__Problem requirements__
State the number of lines that hold the string "icon", with nothing added.

__Extracted information__
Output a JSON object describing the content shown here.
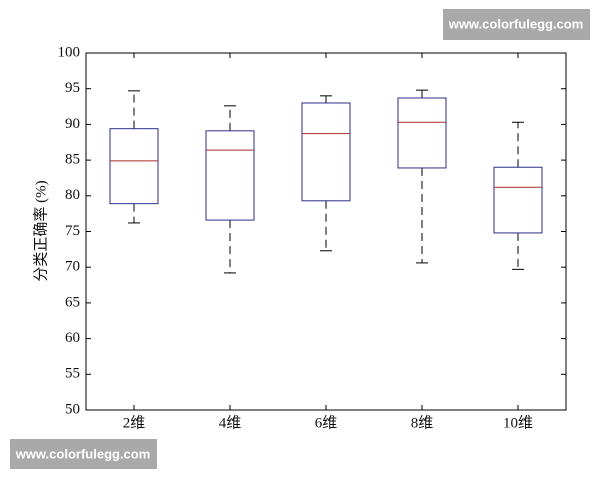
{
  "chart_data": {
    "type": "box",
    "ylabel": "分类正确率 (%)",
    "categories": [
      "2维",
      "4维",
      "6维",
      "8维",
      "10维"
    ],
    "whisker_low": [
      76.2,
      69.2,
      72.3,
      70.6,
      69.7
    ],
    "q1": [
      78.9,
      76.6,
      79.3,
      83.9,
      74.8
    ],
    "median": [
      84.9,
      86.4,
      88.7,
      90.3,
      81.2
    ],
    "q3": [
      89.4,
      89.1,
      93.0,
      93.7,
      84.0
    ],
    "whisker_high": [
      94.7,
      92.6,
      94.0,
      94.8,
      90.3
    ],
    "box_color": "#2e2e8a",
    "median_color": "#b02a2a",
    "whisker_color": "#000000",
    "ylim": [
      50,
      100
    ],
    "yticks": [
      50,
      55,
      60,
      65,
      70,
      75,
      80,
      85,
      90,
      95,
      100
    ],
    "grid": false
  },
  "watermarks": [
    "www.colorfulegg.com",
    "www.colorfulegg.com"
  ]
}
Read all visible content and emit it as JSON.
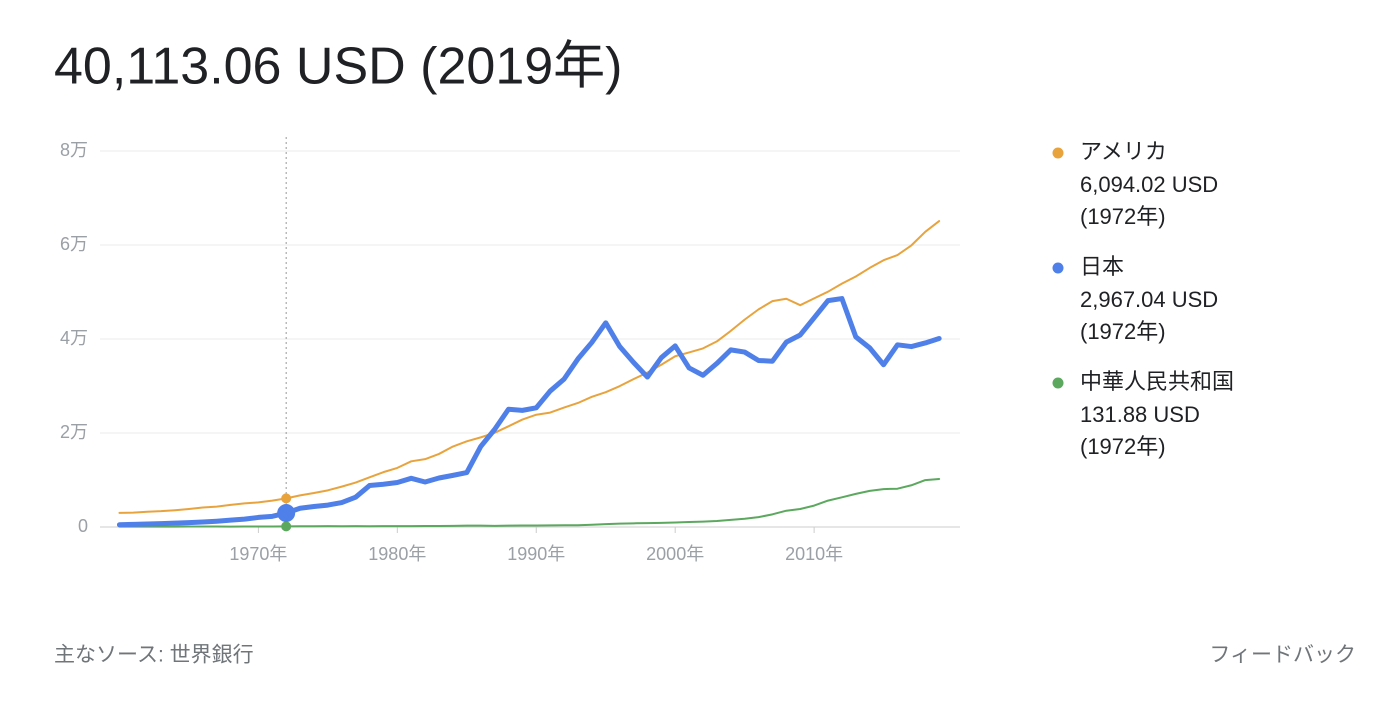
{
  "chart_data": {
    "type": "line",
    "title": "40,113.06 USD (2019年)",
    "x": [
      1960,
      1961,
      1962,
      1963,
      1964,
      1965,
      1966,
      1967,
      1968,
      1969,
      1970,
      1971,
      1972,
      1973,
      1974,
      1975,
      1976,
      1977,
      1978,
      1979,
      1980,
      1981,
      1982,
      1983,
      1984,
      1985,
      1986,
      1987,
      1988,
      1989,
      1990,
      1991,
      1992,
      1993,
      1994,
      1995,
      1996,
      1997,
      1998,
      1999,
      2000,
      2001,
      2002,
      2003,
      2004,
      2005,
      2006,
      2007,
      2008,
      2009,
      2010,
      2011,
      2012,
      2013,
      2014,
      2015,
      2016,
      2017,
      2018,
      2019
    ],
    "xlim": [
      1958.6,
      2020.5
    ],
    "xticks": [
      {
        "value": 1970,
        "label": "1970年"
      },
      {
        "value": 1980,
        "label": "1980年"
      },
      {
        "value": 1990,
        "label": "1990年"
      },
      {
        "value": 2000,
        "label": "2000年"
      },
      {
        "value": 2010,
        "label": "2010年"
      }
    ],
    "ylim": [
      0,
      80000
    ],
    "yticks": [
      0,
      {
        "value": 20000,
        "label": "2万"
      },
      {
        "value": 40000,
        "label": "4万"
      },
      {
        "value": 60000,
        "label": "6万"
      },
      {
        "value": 80000,
        "label": "8万"
      }
    ],
    "grid": true,
    "hover": {
      "index": 12,
      "period_label": "(1972年)"
    },
    "series": [
      {
        "name": "アメリカ",
        "color": "#e8a33d",
        "width": 2,
        "hover_label": "6,094.02 USD",
        "values": [
          3007,
          3067,
          3244,
          3375,
          3574,
          3828,
          4146,
          4336,
          4696,
          5032,
          5234,
          5609,
          6094,
          6726,
          7226,
          7801,
          8592,
          9453,
          10565,
          11674,
          12575,
          13976,
          14434,
          15544,
          17121,
          18237,
          19071,
          20039,
          21417,
          22857,
          23889,
          24342,
          25419,
          26387,
          27695,
          28691,
          29968,
          31459,
          32854,
          34515,
          36330,
          37134,
          37998,
          39490,
          41725,
          44123,
          46302,
          48050,
          48570,
          47195,
          48651,
          50066,
          51784,
          53291,
          55124,
          56763,
          57867,
          59915,
          62805,
          65095
        ]
      },
      {
        "name": "日本",
        "color": "#4f7fe8",
        "width": 5,
        "hover_label": "2,967.04 USD",
        "values": [
          479,
          564,
          634,
          717,
          835,
          919,
          1058,
          1229,
          1451,
          1669,
          2037,
          2272,
          2967,
          3997,
          4354,
          4659,
          5197,
          6335,
          8821,
          9105,
          9463,
          10361,
          9578,
          10425,
          10984,
          11585,
          17112,
          20745,
          25051,
          24813,
          25359,
          28925,
          31465,
          35766,
          39269,
          43440,
          38437,
          35022,
          31903,
          36027,
          38532,
          33846,
          32289,
          34808,
          37689,
          37218,
          35434,
          35275,
          39339,
          40855,
          44508,
          48168,
          48603,
          40454,
          38109,
          34524,
          38762,
          38387,
          39159,
          40113
        ]
      },
      {
        "name": "中華人民共和国",
        "color": "#5ba85e",
        "width": 2,
        "hover_label": "131.88 USD",
        "values": [
          90,
          76,
          70,
          74,
          85,
          98,
          104,
          96,
          91,
          100,
          113,
          119,
          132,
          157,
          160,
          178,
          165,
          185,
          156,
          184,
          195,
          197,
          203,
          225,
          250,
          294,
          282,
          252,
          284,
          311,
          318,
          333,
          366,
          377,
          473,
          610,
          709,
          782,
          829,
          873,
          959,
          1053,
          1149,
          1289,
          1509,
          1753,
          2099,
          2694,
          3468,
          3832,
          4550,
          5618,
          6317,
          7051,
          7679,
          8067,
          8148,
          8879,
          9977,
          10217
        ]
      }
    ]
  },
  "footer": {
    "source": "主なソース: 世界銀行",
    "feedback": "フィードバック"
  }
}
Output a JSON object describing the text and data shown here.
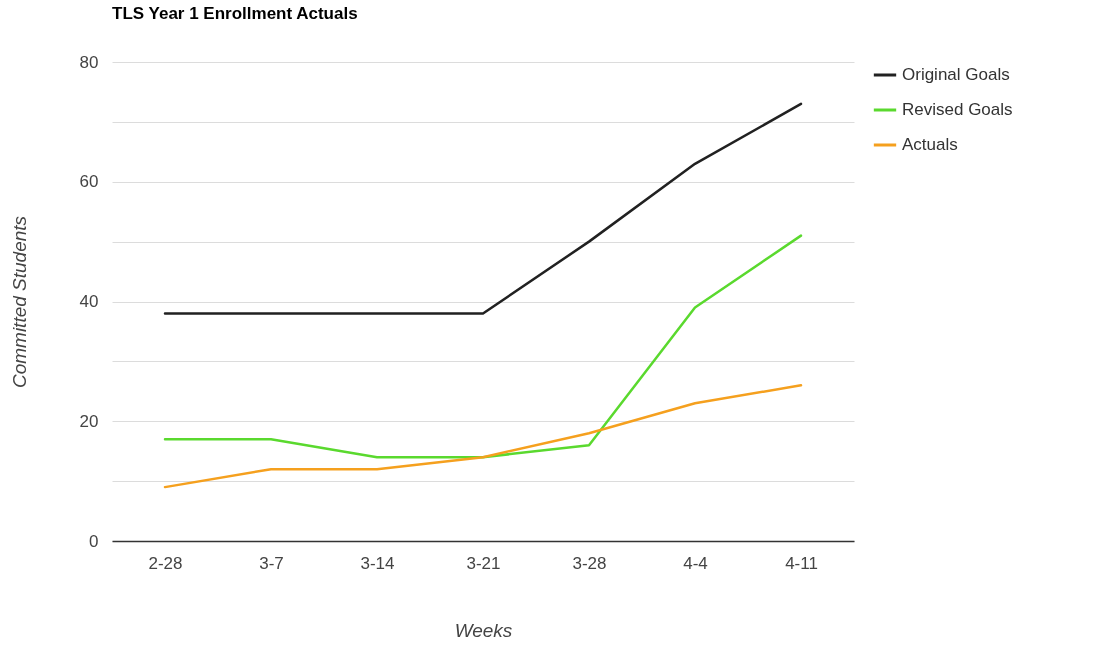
{
  "chart_data": {
    "type": "line",
    "title": "TLS Year 1 Enrollment Actuals",
    "xlabel": "Weeks",
    "ylabel": "Committed Students",
    "categories": [
      "2-28",
      "3-7",
      "3-14",
      "3-21",
      "3-28",
      "4-4",
      "4-11"
    ],
    "series": [
      {
        "name": "Original Goals",
        "color": "#212121",
        "values": [
          38,
          38,
          38,
          38,
          50,
          63,
          73
        ]
      },
      {
        "name": "Revised Goals",
        "color": "#5ad92e",
        "values": [
          17,
          17,
          14,
          14,
          16,
          39,
          51
        ]
      },
      {
        "name": "Actuals",
        "color": "#f5a01e",
        "values": [
          9,
          12,
          12,
          14,
          18,
          23,
          26
        ]
      }
    ],
    "ylim": [
      0,
      80
    ],
    "yticks": [
      0,
      {
        "value": 10,
        "label": null
      },
      20,
      {
        "value": 30,
        "label": null
      },
      40,
      {
        "value": 50,
        "label": null
      },
      60,
      {
        "value": 70,
        "label": null
      },
      80
    ],
    "grid": true,
    "legend": "right",
    "marker": "none",
    "line_style": "solid"
  }
}
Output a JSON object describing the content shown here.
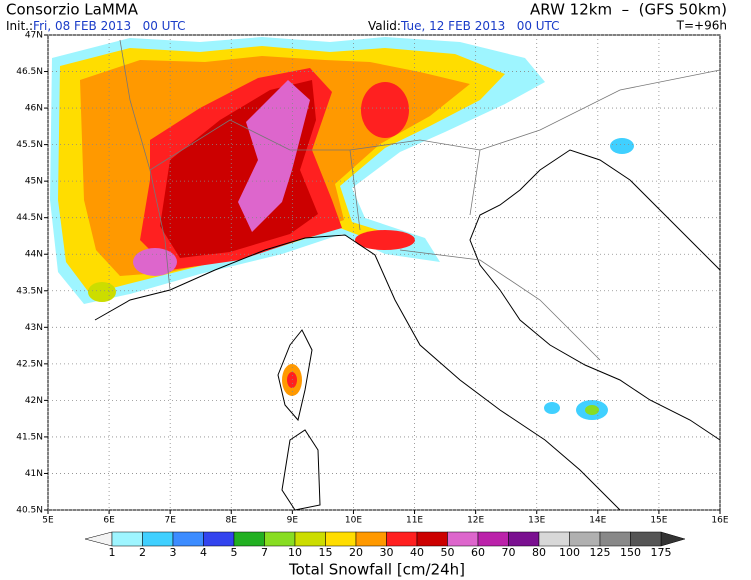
{
  "header": {
    "title": "Consorzio LaMMA",
    "model": "ARW 12km  –  (GFS 50km)",
    "init_label": "Init.:",
    "init": "Fri, 08 FEB 2013   00 UTC",
    "valid_label": "Valid:",
    "valid": "Tue, 12 FEB 2013   00 UTC",
    "lead": "T=+96h"
  },
  "map": {
    "lon_labels": [
      "5E",
      "6E",
      "7E",
      "8E",
      "9E",
      "10E",
      "11E",
      "12E",
      "13E",
      "14E",
      "15E",
      "16E"
    ],
    "lat_labels": [
      "47N",
      "46.5N",
      "46N",
      "45.5N",
      "45N",
      "44.5N",
      "44N",
      "43.5N",
      "43N",
      "42.5N",
      "42N",
      "41.5N",
      "41N",
      "40.5N"
    ]
  },
  "legend": {
    "title": "Total Snowfall [cm/24h]",
    "levels": [
      1,
      2,
      3,
      4,
      5,
      7,
      10,
      15,
      20,
      30,
      40,
      50,
      60,
      70,
      80,
      100,
      125,
      150,
      175
    ],
    "colors": [
      "#9ef5ff",
      "#40d0ff",
      "#3c8cff",
      "#3344ee",
      "#22b022",
      "#88dd22",
      "#ccdd00",
      "#ffdd00",
      "#ff9900",
      "#ff2020",
      "#cc0000",
      "#dd66cc",
      "#bb22aa",
      "#7a1090",
      "#d8d8d8",
      "#b0b0b0",
      "#888888",
      "#555555"
    ]
  }
}
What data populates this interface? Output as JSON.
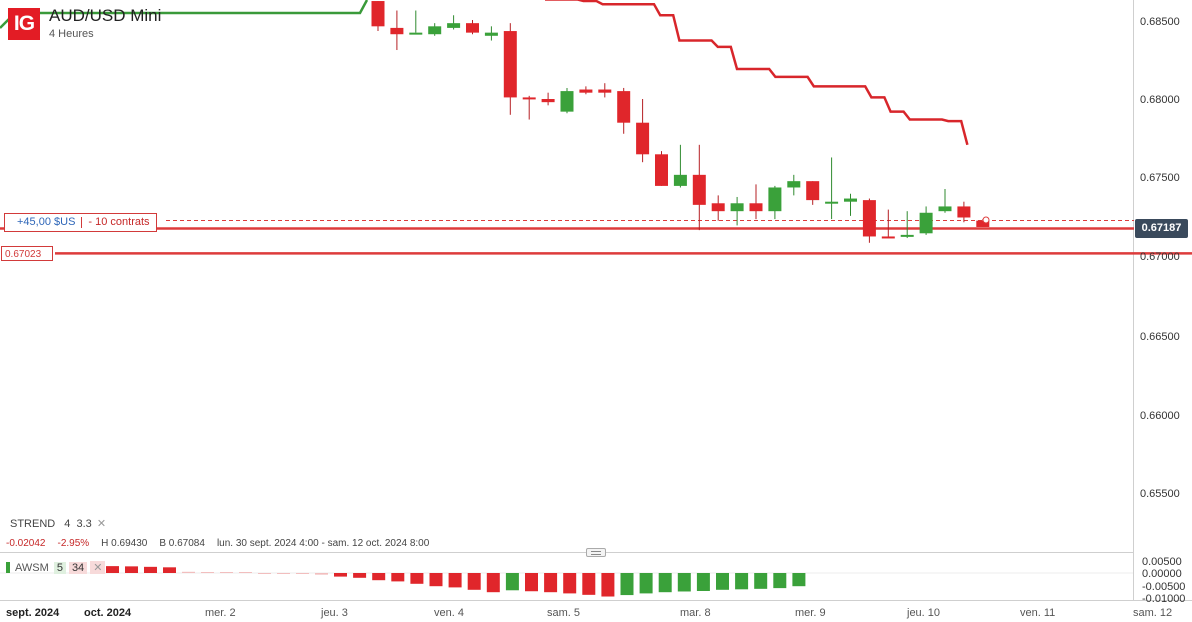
{
  "header": {
    "logo": "IG",
    "instrument": "AUD/USD Mini",
    "timeframe": "4 Heures"
  },
  "y_axis": {
    "ticks": [
      "0.68500",
      "0.68000",
      "0.67500",
      "0.67000",
      "0.66500",
      "0.66000",
      "0.65500"
    ]
  },
  "x_axis": {
    "labels": [
      {
        "text": "sept. 2024",
        "major": true
      },
      {
        "text": "oct. 2024",
        "major": true
      },
      {
        "text": "mer. 2",
        "major": false
      },
      {
        "text": "jeu. 3",
        "major": false
      },
      {
        "text": "ven. 4",
        "major": false
      },
      {
        "text": "sam. 5",
        "major": false
      },
      {
        "text": "mar. 8",
        "major": false
      },
      {
        "text": "mer. 9",
        "major": false
      },
      {
        "text": "jeu. 10",
        "major": false
      },
      {
        "text": "ven. 11",
        "major": false
      },
      {
        "text": "sam. 12",
        "major": false
      }
    ]
  },
  "position": {
    "pnl": "+45,00 $US",
    "size": "- 10 contrats"
  },
  "current_price": "0.67187",
  "level_price": "0.67023",
  "indicator_strend": {
    "name": "STREND",
    "p1": "4",
    "p2": "3.3",
    "close_icon": "close-icon"
  },
  "stats": {
    "change": "-0.02042",
    "change_pct": "-2.95%",
    "high": "H 0.69430",
    "low": "B 0.67084",
    "range": "lun. 30 sept. 2024 4:00 - sam. 12 oct. 2024 8:00"
  },
  "oscillator": {
    "name": "AWSM",
    "p1": "5",
    "p2": "34",
    "close_icon": "close-icon",
    "ticks": [
      "0.00500",
      "0.00000",
      "-0.00500",
      "-0.01000"
    ]
  },
  "colors": {
    "up": "#3aa13a",
    "down": "#e0262b",
    "strend_down": "#d8262b",
    "strend_up": "#3a9a3a",
    "price_tag": "#3a4a5c",
    "logo": "#e31c25"
  },
  "chart_data": {
    "type": "candlestick",
    "ylim": [
      0.653,
      0.6862
    ],
    "candles": [
      {
        "o": 0.6862,
        "h": 0.6862,
        "l": 0.6843,
        "c": 0.6846
      },
      {
        "o": 0.6845,
        "h": 0.6856,
        "l": 0.6831,
        "c": 0.6841
      },
      {
        "o": 0.6842,
        "h": 0.6856,
        "l": 0.6842,
        "c": 0.6842
      },
      {
        "o": 0.6841,
        "h": 0.6848,
        "l": 0.684,
        "c": 0.6846
      },
      {
        "o": 0.6845,
        "h": 0.6853,
        "l": 0.6844,
        "c": 0.6848
      },
      {
        "o": 0.6848,
        "h": 0.685,
        "l": 0.6841,
        "c": 0.6842
      },
      {
        "o": 0.684,
        "h": 0.6846,
        "l": 0.6837,
        "c": 0.6842
      },
      {
        "o": 0.6843,
        "h": 0.6848,
        "l": 0.679,
        "c": 0.6801
      },
      {
        "o": 0.6801,
        "h": 0.6802,
        "l": 0.6787,
        "c": 0.68
      },
      {
        "o": 0.68,
        "h": 0.6804,
        "l": 0.6796,
        "c": 0.6798
      },
      {
        "o": 0.6792,
        "h": 0.6807,
        "l": 0.6791,
        "c": 0.6805
      },
      {
        "o": 0.6806,
        "h": 0.6808,
        "l": 0.6803,
        "c": 0.6804
      },
      {
        "o": 0.6806,
        "h": 0.681,
        "l": 0.6801,
        "c": 0.6804
      },
      {
        "o": 0.6805,
        "h": 0.6807,
        "l": 0.6778,
        "c": 0.6785
      },
      {
        "o": 0.6785,
        "h": 0.68,
        "l": 0.676,
        "c": 0.6765
      },
      {
        "o": 0.6765,
        "h": 0.6767,
        "l": 0.6745,
        "c": 0.6745
      },
      {
        "o": 0.6745,
        "h": 0.6771,
        "l": 0.6744,
        "c": 0.6752
      },
      {
        "o": 0.6752,
        "h": 0.6771,
        "l": 0.6717,
        "c": 0.6733
      },
      {
        "o": 0.6734,
        "h": 0.6739,
        "l": 0.6723,
        "c": 0.6729
      },
      {
        "o": 0.6729,
        "h": 0.6738,
        "l": 0.672,
        "c": 0.6734
      },
      {
        "o": 0.6734,
        "h": 0.6746,
        "l": 0.6724,
        "c": 0.6729
      },
      {
        "o": 0.6729,
        "h": 0.6745,
        "l": 0.6724,
        "c": 0.6744
      },
      {
        "o": 0.6744,
        "h": 0.6752,
        "l": 0.6739,
        "c": 0.6748
      },
      {
        "o": 0.6748,
        "h": 0.6748,
        "l": 0.6733,
        "c": 0.6736
      },
      {
        "o": 0.6735,
        "h": 0.6763,
        "l": 0.6724,
        "c": 0.6735
      },
      {
        "o": 0.6735,
        "h": 0.674,
        "l": 0.6726,
        "c": 0.6737
      },
      {
        "o": 0.6736,
        "h": 0.6737,
        "l": 0.6709,
        "c": 0.6713
      },
      {
        "o": 0.6713,
        "h": 0.673,
        "l": 0.6712,
        "c": 0.6712
      },
      {
        "o": 0.6713,
        "h": 0.6729,
        "l": 0.6712,
        "c": 0.6714
      },
      {
        "o": 0.6715,
        "h": 0.6732,
        "l": 0.6714,
        "c": 0.6728
      },
      {
        "o": 0.6729,
        "h": 0.6743,
        "l": 0.6728,
        "c": 0.6732
      },
      {
        "o": 0.6732,
        "h": 0.6735,
        "l": 0.6722,
        "c": 0.6725
      },
      {
        "o": 0.6723,
        "h": 0.6724,
        "l": 0.6719,
        "c": 0.6719
      }
    ],
    "strend": [
      0.6863,
      0.6863,
      0.6862,
      0.686,
      0.686,
      0.686,
      0.6853,
      0.6837,
      0.6837,
      0.6833,
      0.6819,
      0.6819,
      0.6814,
      0.6814,
      0.6808,
      0.6808,
      0.6808,
      0.6801,
      0.6792,
      0.6787,
      0.6787,
      0.6786,
      0.6771
    ],
    "awesome_oscillator": [
      -0.0015,
      -0.002,
      -0.003,
      -0.0035,
      -0.0045,
      -0.0055,
      -0.006,
      -0.007,
      -0.008,
      -0.0072,
      -0.0076,
      -0.008,
      -0.0085,
      -0.0091,
      -0.0098,
      -0.0092,
      -0.0085,
      -0.008,
      -0.0077,
      -0.0075,
      -0.007,
      -0.0068,
      -0.0066,
      -0.0063,
      -0.0055
    ]
  }
}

__Answer to this exercise__
2